What you will do:
Write out every record below exactly as it appears.

════════════════

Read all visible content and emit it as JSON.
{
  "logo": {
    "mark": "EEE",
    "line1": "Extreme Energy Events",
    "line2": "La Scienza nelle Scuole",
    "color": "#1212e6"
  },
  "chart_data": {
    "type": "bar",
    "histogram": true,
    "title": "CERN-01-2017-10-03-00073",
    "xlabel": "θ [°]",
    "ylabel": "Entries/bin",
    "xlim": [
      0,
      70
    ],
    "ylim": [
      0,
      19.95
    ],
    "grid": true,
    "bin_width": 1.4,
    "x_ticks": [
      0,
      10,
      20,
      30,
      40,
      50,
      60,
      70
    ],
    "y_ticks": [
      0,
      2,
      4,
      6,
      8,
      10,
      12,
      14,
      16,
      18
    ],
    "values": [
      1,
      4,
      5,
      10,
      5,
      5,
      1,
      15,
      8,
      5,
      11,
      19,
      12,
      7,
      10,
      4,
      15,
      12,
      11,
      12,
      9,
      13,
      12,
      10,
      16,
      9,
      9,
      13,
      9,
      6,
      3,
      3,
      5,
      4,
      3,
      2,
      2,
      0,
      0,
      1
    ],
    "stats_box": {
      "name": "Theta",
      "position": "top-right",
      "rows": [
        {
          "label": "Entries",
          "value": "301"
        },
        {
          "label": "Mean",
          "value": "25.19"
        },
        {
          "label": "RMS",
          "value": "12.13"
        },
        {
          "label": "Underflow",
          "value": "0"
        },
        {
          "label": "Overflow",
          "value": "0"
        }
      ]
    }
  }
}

════════════════

Answer below:
Read all visible content and emit it as JSON.
{
  "logo": {
    "mark": "EEE",
    "line1": "Extreme Energy Events",
    "line2": "La Scienza nelle Scuole",
    "color": "#1212e6"
  },
  "chart_data": {
    "type": "bar",
    "histogram": true,
    "title": "CERN-01-2017-10-03-00073",
    "xlabel": "θ [°]",
    "ylabel": "Entries/bin",
    "xlim": [
      0,
      70
    ],
    "ylim": [
      0,
      19.95
    ],
    "grid": true,
    "bin_width": 1.4,
    "x_ticks": [
      0,
      10,
      20,
      30,
      40,
      50,
      60,
      70
    ],
    "y_ticks": [
      0,
      2,
      4,
      6,
      8,
      10,
      12,
      14,
      16,
      18
    ],
    "values": [
      1,
      4,
      5,
      10,
      5,
      5,
      1,
      15,
      8,
      5,
      11,
      19,
      12,
      7,
      10,
      4,
      15,
      12,
      11,
      12,
      9,
      13,
      12,
      10,
      16,
      9,
      9,
      13,
      9,
      6,
      3,
      3,
      5,
      4,
      3,
      2,
      2,
      0,
      0,
      1
    ],
    "stats_box": {
      "name": "Theta",
      "position": "top-right",
      "rows": [
        {
          "label": "Entries",
          "value": "301"
        },
        {
          "label": "Mean",
          "value": "25.19"
        },
        {
          "label": "RMS",
          "value": "12.13"
        },
        {
          "label": "Underflow",
          "value": "0"
        },
        {
          "label": "Overflow",
          "value": "0"
        }
      ]
    }
  }
}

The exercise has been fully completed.